Extract every line below that contains the word "Mole".

Items from a dataset:
_____

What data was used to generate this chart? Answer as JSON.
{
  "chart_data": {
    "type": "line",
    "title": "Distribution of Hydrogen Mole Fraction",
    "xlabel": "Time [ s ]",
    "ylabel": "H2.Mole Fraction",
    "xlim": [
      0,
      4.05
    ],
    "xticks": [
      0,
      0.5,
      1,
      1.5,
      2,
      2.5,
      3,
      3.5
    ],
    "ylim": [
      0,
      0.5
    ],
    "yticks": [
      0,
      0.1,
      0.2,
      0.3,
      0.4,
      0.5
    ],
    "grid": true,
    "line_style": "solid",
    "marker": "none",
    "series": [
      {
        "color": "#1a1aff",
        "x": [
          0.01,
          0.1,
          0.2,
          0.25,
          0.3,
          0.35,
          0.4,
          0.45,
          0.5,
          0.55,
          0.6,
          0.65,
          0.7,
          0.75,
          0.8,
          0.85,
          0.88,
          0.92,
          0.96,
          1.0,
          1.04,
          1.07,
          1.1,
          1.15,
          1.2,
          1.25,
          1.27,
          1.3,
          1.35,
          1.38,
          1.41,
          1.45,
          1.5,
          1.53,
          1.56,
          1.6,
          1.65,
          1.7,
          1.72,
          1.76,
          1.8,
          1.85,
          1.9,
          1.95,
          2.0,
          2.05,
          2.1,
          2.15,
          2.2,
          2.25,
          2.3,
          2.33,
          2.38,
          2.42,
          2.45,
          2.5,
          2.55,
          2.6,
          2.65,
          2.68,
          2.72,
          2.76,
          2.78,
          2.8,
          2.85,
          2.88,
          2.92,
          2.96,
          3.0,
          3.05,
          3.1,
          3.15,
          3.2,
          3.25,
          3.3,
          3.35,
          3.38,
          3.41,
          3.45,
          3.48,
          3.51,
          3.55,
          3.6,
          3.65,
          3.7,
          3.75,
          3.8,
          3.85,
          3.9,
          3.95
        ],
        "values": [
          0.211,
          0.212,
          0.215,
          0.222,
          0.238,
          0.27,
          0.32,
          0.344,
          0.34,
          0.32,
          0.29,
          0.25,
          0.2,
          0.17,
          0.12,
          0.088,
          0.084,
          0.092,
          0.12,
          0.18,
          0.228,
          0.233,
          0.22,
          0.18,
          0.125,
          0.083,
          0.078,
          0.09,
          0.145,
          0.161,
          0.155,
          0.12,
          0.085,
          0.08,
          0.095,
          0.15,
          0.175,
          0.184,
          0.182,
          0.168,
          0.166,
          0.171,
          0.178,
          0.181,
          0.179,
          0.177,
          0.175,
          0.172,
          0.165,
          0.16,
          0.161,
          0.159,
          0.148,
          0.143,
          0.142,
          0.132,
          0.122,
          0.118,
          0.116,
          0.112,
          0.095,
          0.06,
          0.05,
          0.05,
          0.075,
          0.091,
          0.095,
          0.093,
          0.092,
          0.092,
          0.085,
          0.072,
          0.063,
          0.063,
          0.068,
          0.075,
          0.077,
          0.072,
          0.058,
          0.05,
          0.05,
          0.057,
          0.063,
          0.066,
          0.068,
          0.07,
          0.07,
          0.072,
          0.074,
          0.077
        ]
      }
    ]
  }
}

_____

TASK ANSWER:
    "title": "Distribution of Hydrogen Mole Fraction",
    "ylabel": "H2.Mole Fraction",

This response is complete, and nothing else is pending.